[Records from a data source]
····················

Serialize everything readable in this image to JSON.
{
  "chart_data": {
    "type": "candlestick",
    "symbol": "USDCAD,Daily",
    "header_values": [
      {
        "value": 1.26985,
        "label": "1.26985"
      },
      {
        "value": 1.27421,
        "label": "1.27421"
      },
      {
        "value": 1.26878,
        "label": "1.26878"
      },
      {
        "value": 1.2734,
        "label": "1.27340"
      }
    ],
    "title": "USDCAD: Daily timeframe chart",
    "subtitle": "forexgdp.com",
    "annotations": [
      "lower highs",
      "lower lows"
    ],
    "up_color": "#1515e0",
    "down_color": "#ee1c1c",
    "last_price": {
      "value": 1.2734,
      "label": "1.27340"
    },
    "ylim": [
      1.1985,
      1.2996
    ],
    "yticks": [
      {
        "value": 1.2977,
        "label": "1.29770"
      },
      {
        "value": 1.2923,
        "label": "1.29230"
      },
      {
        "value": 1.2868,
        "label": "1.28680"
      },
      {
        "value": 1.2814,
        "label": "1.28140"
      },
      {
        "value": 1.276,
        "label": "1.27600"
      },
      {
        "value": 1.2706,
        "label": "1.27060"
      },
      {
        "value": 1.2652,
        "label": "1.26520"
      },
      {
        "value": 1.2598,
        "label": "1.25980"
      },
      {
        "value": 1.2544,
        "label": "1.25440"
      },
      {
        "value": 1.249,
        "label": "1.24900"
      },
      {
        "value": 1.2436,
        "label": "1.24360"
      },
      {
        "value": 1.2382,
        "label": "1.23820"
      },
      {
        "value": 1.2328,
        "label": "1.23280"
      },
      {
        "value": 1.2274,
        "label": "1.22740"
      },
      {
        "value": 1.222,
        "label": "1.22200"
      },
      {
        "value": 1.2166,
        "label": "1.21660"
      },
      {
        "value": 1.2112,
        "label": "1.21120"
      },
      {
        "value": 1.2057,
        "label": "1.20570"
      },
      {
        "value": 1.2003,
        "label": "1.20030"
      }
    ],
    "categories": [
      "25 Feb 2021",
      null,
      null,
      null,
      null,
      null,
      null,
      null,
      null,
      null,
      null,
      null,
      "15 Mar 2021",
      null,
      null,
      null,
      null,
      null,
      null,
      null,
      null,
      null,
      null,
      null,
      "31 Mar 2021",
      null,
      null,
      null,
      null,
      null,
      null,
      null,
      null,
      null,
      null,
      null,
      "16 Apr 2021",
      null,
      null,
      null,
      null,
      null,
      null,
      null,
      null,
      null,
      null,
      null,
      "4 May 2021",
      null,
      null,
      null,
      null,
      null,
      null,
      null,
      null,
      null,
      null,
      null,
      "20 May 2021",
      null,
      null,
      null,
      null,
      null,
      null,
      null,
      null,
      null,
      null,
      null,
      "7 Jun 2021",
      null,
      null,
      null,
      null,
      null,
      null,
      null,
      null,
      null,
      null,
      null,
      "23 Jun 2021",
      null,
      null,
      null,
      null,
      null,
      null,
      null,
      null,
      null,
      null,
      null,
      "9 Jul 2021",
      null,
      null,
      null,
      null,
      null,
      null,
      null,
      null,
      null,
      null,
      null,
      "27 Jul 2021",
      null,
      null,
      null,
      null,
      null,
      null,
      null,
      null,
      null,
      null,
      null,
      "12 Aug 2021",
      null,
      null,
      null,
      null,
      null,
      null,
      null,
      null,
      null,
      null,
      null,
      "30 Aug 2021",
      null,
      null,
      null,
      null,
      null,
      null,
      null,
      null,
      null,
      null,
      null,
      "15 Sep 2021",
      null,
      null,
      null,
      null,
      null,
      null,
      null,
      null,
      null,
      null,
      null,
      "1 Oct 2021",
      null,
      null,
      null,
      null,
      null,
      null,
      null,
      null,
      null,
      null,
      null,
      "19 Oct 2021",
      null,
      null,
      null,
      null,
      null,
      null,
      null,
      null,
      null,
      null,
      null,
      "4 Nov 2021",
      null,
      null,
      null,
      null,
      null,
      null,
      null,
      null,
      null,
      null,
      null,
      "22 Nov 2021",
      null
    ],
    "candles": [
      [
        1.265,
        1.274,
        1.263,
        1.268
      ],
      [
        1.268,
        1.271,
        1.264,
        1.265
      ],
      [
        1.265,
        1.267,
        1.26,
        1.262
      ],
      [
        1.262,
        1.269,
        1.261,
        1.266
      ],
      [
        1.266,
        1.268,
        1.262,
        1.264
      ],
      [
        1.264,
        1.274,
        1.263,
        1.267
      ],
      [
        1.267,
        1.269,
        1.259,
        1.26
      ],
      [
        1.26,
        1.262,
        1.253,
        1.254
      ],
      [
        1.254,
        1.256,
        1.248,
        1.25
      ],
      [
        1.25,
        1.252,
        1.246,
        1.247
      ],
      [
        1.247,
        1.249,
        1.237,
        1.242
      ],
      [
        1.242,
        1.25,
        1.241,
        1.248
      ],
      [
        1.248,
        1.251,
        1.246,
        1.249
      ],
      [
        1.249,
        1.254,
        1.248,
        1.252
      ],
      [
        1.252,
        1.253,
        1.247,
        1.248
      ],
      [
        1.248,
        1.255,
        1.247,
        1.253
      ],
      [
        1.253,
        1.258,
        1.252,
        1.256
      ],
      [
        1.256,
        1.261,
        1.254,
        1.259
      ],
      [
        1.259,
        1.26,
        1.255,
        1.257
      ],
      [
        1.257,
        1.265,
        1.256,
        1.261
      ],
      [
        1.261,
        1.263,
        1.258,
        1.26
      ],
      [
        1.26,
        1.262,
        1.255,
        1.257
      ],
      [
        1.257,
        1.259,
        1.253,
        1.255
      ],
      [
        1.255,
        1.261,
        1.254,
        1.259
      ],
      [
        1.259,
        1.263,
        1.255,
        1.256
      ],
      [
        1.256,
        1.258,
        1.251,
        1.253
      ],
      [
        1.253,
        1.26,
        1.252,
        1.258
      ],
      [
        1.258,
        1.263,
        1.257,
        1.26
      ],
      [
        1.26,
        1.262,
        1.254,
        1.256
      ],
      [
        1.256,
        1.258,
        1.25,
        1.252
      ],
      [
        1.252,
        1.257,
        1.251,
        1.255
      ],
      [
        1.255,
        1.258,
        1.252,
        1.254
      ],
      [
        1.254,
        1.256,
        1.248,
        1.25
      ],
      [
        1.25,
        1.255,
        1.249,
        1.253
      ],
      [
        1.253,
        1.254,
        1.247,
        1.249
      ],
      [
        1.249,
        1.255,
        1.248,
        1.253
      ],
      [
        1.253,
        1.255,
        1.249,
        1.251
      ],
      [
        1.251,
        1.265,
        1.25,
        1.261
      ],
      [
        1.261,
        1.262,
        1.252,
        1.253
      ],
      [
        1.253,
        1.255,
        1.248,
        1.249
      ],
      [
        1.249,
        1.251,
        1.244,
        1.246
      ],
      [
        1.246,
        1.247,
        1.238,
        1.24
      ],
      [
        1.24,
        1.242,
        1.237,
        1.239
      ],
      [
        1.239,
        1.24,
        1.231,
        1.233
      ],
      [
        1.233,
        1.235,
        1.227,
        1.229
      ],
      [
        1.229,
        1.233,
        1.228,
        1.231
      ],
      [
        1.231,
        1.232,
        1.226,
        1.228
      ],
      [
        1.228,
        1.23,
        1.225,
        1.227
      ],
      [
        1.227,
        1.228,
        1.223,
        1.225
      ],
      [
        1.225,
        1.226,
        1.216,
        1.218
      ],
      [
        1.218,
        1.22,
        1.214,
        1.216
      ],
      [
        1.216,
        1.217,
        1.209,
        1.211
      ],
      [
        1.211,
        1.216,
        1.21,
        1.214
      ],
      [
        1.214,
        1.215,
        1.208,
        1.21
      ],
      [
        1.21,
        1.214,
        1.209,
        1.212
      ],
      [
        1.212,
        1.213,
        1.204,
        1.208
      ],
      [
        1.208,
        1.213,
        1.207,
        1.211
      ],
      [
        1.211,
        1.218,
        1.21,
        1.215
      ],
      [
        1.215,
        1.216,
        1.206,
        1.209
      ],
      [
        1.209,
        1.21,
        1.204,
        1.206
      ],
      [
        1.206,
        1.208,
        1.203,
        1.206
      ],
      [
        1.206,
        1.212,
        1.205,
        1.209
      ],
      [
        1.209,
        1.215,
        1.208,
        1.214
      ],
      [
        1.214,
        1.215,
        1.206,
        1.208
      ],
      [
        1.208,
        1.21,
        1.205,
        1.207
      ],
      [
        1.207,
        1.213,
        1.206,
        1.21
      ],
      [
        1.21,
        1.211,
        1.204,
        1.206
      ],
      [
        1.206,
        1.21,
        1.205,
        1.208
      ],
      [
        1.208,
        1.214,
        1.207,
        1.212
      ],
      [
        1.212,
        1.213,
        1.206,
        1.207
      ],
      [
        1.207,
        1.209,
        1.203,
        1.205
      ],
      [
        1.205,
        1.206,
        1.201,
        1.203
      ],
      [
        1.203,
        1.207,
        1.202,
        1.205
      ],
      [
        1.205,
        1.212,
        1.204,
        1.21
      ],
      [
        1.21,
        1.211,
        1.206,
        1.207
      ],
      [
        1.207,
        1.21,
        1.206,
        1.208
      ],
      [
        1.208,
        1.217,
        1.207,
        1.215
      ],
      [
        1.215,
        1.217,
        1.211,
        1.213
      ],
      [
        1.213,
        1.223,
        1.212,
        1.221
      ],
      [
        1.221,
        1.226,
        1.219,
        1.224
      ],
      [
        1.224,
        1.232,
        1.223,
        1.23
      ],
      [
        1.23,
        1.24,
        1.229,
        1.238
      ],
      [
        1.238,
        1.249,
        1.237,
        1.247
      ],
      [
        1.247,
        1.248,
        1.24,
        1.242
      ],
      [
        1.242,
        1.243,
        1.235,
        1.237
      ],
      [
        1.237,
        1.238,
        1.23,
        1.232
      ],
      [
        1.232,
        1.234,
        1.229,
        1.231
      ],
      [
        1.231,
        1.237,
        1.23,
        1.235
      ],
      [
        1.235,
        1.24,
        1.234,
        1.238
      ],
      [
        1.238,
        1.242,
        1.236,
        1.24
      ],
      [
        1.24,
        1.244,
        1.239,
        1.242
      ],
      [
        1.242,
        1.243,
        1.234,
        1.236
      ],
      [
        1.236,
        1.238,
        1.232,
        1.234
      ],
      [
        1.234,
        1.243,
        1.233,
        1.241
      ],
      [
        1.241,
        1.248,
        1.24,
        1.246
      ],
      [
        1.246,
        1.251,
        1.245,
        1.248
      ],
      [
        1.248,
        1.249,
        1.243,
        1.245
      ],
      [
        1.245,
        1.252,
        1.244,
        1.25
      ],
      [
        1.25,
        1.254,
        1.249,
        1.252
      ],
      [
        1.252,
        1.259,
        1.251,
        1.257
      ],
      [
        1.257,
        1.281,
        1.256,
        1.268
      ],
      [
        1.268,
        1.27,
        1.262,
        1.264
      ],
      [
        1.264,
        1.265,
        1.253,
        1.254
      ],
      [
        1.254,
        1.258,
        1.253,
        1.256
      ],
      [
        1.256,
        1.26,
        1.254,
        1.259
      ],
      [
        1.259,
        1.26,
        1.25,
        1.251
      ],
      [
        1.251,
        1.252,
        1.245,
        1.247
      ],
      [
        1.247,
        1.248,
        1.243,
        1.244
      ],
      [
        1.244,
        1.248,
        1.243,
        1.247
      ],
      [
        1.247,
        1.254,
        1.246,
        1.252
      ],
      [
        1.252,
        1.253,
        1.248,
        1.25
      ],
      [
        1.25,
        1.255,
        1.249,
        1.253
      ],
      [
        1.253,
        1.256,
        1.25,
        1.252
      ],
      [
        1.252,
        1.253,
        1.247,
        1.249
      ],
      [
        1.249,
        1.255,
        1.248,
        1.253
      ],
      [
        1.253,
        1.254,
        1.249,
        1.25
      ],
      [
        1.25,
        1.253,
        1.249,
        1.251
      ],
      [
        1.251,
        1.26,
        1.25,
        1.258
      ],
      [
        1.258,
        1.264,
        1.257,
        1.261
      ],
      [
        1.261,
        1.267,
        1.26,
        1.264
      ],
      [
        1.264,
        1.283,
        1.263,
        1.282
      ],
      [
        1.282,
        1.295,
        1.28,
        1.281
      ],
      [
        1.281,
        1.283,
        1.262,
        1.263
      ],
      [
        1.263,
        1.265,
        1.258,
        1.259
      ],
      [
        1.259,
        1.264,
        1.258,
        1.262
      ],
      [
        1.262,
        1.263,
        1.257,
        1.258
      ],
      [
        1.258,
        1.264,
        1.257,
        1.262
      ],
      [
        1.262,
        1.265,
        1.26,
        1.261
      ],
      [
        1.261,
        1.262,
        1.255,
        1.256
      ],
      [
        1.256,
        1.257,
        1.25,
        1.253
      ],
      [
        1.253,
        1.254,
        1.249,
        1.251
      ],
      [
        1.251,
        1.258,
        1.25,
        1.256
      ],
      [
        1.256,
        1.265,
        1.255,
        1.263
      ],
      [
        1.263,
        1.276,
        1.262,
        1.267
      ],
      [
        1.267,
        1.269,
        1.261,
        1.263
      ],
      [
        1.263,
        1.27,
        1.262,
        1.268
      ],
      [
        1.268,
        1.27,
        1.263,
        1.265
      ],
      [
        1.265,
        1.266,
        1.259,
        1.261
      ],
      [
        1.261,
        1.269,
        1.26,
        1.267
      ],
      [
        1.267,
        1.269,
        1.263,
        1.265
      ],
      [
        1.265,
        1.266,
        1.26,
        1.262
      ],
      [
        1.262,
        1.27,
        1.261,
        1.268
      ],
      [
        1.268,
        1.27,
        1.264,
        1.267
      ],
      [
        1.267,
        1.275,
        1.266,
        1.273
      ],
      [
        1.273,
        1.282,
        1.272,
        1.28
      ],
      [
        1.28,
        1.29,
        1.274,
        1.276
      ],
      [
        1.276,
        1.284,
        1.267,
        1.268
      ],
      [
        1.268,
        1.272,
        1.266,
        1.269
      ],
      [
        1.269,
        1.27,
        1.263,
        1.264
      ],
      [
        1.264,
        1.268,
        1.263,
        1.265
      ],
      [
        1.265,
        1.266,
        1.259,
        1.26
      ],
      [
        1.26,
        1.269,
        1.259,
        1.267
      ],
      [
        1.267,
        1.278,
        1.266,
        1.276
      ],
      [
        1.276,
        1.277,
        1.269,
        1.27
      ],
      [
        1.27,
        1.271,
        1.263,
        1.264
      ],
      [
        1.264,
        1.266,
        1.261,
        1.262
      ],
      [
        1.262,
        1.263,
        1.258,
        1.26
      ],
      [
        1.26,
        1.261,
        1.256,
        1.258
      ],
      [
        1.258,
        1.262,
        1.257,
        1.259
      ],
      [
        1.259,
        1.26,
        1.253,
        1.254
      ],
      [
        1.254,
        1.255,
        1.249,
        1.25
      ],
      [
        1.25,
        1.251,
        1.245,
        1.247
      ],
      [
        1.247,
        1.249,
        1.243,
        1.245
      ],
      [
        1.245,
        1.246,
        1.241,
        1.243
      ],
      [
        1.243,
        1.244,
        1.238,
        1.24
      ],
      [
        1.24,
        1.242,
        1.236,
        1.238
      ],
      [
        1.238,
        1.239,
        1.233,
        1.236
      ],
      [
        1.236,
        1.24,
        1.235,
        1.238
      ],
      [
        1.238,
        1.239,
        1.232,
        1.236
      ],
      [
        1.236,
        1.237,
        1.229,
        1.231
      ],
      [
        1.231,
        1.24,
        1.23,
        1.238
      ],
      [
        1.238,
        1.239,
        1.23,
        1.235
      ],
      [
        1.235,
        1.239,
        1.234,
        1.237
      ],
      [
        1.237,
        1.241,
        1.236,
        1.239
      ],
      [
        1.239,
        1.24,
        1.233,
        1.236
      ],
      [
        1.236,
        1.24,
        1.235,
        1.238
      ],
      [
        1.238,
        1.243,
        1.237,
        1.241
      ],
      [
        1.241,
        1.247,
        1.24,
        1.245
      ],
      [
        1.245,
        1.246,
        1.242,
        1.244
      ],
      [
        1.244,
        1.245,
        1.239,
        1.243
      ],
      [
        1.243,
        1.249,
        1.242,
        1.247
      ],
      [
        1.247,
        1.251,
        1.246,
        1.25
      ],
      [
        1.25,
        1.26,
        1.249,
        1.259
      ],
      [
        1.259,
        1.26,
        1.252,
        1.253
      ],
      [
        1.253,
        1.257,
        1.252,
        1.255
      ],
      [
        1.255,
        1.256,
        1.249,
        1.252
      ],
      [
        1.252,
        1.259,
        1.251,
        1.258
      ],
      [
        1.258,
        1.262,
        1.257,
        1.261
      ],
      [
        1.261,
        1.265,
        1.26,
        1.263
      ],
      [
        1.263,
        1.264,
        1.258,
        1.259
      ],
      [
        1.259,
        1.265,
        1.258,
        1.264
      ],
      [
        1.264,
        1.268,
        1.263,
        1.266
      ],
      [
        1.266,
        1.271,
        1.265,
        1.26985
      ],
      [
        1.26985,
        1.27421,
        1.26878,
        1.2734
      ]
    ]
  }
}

····················

> **WRITTEN REQUEST**: Which lines in the records above contain the string "Daily"? Copy each one.

> **FINAL ANSWER**:
    "symbol": "USDCAD,Daily",
    "title": "USDCAD: Daily timeframe chart",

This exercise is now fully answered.